-- Start of Task data --

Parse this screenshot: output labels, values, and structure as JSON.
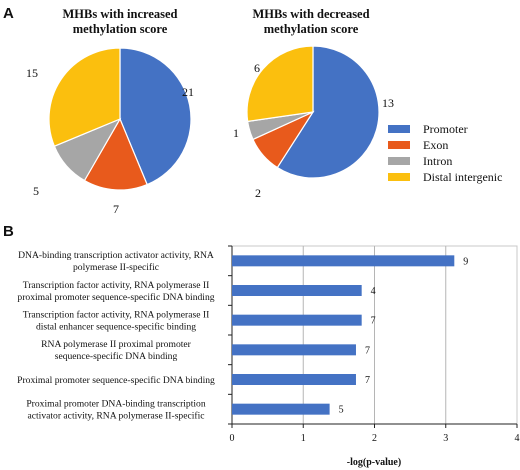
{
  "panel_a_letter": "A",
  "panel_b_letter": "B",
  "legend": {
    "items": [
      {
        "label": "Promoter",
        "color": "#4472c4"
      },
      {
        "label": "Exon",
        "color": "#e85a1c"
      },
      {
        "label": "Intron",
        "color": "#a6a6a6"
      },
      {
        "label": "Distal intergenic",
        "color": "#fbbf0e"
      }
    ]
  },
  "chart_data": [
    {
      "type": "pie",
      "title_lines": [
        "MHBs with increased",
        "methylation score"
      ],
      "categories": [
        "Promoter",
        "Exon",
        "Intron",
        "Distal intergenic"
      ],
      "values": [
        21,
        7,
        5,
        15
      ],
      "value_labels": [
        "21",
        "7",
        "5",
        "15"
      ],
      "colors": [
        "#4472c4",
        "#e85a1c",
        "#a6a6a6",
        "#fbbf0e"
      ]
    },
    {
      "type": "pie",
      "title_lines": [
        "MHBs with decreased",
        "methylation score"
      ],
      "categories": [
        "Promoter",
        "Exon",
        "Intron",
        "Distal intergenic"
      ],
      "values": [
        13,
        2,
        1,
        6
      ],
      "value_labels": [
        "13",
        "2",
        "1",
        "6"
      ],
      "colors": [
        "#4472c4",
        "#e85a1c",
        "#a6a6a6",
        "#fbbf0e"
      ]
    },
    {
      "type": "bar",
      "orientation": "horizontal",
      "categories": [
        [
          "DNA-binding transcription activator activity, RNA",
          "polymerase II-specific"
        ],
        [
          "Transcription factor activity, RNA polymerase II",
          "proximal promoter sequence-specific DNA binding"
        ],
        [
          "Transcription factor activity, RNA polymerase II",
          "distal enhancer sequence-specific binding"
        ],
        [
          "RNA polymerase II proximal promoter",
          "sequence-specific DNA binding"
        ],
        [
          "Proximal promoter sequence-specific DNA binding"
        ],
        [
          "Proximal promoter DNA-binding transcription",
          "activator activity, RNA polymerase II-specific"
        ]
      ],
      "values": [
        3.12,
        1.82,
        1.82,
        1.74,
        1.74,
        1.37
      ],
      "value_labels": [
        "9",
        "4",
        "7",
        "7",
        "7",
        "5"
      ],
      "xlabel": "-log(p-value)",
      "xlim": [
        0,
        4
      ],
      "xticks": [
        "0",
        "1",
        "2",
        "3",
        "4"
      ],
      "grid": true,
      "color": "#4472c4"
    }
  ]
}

-- End of Task data --

All of the entries above should be duplicated exactly, except for the pictures.

Parse this screenshot: output labels, values, and structure as JSON.
{
  "panel_a_letter": "A",
  "panel_b_letter": "B",
  "legend": {
    "items": [
      {
        "label": "Promoter",
        "color": "#4472c4"
      },
      {
        "label": "Exon",
        "color": "#e85a1c"
      },
      {
        "label": "Intron",
        "color": "#a6a6a6"
      },
      {
        "label": "Distal intergenic",
        "color": "#fbbf0e"
      }
    ]
  },
  "chart_data": [
    {
      "type": "pie",
      "title_lines": [
        "MHBs with increased",
        "methylation score"
      ],
      "categories": [
        "Promoter",
        "Exon",
        "Intron",
        "Distal intergenic"
      ],
      "values": [
        21,
        7,
        5,
        15
      ],
      "value_labels": [
        "21",
        "7",
        "5",
        "15"
      ],
      "colors": [
        "#4472c4",
        "#e85a1c",
        "#a6a6a6",
        "#fbbf0e"
      ]
    },
    {
      "type": "pie",
      "title_lines": [
        "MHBs with decreased",
        "methylation score"
      ],
      "categories": [
        "Promoter",
        "Exon",
        "Intron",
        "Distal intergenic"
      ],
      "values": [
        13,
        2,
        1,
        6
      ],
      "value_labels": [
        "13",
        "2",
        "1",
        "6"
      ],
      "colors": [
        "#4472c4",
        "#e85a1c",
        "#a6a6a6",
        "#fbbf0e"
      ]
    },
    {
      "type": "bar",
      "orientation": "horizontal",
      "categories": [
        [
          "DNA-binding transcription activator activity, RNA",
          "polymerase II-specific"
        ],
        [
          "Transcription factor activity, RNA polymerase II",
          "proximal promoter sequence-specific DNA binding"
        ],
        [
          "Transcription factor activity, RNA polymerase II",
          "distal enhancer sequence-specific binding"
        ],
        [
          "RNA polymerase II proximal promoter",
          "sequence-specific DNA binding"
        ],
        [
          "Proximal promoter sequence-specific DNA binding"
        ],
        [
          "Proximal promoter DNA-binding transcription",
          "activator activity, RNA polymerase II-specific"
        ]
      ],
      "values": [
        3.12,
        1.82,
        1.82,
        1.74,
        1.74,
        1.37
      ],
      "value_labels": [
        "9",
        "4",
        "7",
        "7",
        "7",
        "5"
      ],
      "xlabel": "-log(p-value)",
      "xlim": [
        0,
        4
      ],
      "xticks": [
        "0",
        "1",
        "2",
        "3",
        "4"
      ],
      "grid": true,
      "color": "#4472c4"
    }
  ]
}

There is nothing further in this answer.